===== Supplied entries

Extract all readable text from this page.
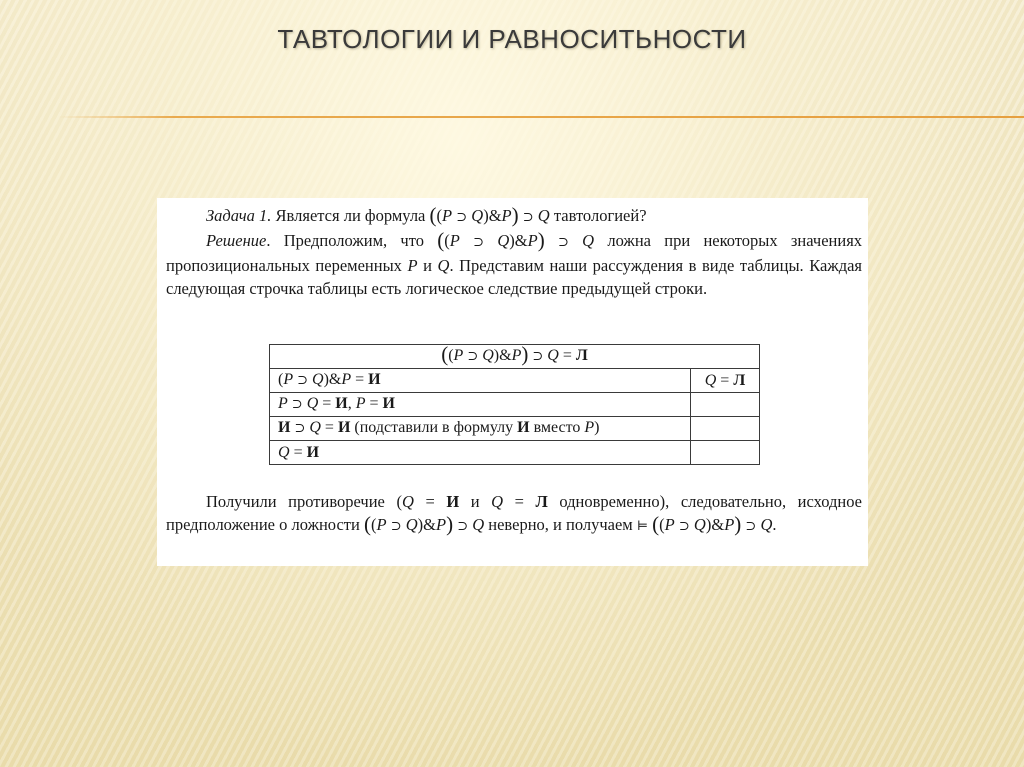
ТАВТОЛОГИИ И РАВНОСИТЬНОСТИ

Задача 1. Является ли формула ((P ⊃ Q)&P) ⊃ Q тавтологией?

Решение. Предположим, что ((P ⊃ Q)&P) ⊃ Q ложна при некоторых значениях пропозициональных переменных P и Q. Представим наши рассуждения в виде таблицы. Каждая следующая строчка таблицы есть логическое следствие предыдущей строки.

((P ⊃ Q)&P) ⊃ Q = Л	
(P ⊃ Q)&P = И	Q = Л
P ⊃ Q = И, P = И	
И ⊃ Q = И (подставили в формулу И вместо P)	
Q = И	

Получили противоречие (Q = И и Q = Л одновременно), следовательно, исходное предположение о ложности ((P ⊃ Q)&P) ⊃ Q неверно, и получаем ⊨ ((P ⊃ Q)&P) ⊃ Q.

==========
===== Supplied entries

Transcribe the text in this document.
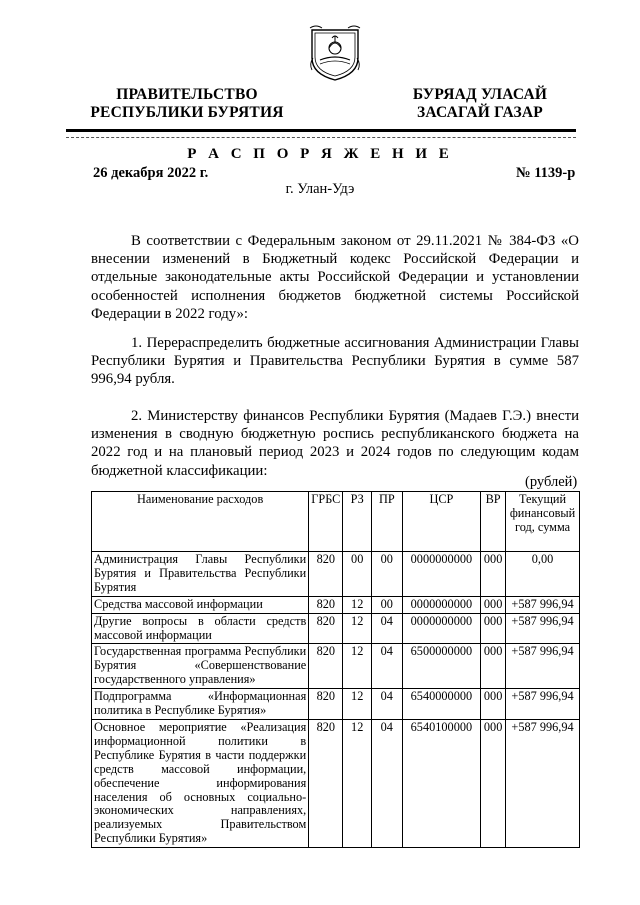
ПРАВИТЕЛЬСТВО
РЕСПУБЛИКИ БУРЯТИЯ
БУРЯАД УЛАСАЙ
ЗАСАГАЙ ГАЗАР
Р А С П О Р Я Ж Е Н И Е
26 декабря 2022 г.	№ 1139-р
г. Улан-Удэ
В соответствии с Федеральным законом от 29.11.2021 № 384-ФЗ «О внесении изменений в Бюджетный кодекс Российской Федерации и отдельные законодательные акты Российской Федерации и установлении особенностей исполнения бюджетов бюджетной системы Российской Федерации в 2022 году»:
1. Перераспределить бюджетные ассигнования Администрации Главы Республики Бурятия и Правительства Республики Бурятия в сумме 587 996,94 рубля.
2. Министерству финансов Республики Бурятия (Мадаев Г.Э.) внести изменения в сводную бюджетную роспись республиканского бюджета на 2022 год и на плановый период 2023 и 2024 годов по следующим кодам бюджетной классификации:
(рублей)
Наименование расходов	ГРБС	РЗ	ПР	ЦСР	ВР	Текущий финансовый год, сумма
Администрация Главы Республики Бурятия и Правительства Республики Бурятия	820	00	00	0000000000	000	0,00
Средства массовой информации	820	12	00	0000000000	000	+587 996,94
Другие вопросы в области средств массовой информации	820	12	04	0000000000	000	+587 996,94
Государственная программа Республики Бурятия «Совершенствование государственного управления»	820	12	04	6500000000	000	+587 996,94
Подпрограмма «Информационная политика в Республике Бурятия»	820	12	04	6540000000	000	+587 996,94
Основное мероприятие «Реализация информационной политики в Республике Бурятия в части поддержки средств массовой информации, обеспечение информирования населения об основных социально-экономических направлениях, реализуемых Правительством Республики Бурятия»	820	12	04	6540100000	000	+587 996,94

==========

What is being asked:
Filter the entries above down to the lines containing the word "text".

Answer to this problem:
Extract all readable text from this page.
Transcribe the text in this document.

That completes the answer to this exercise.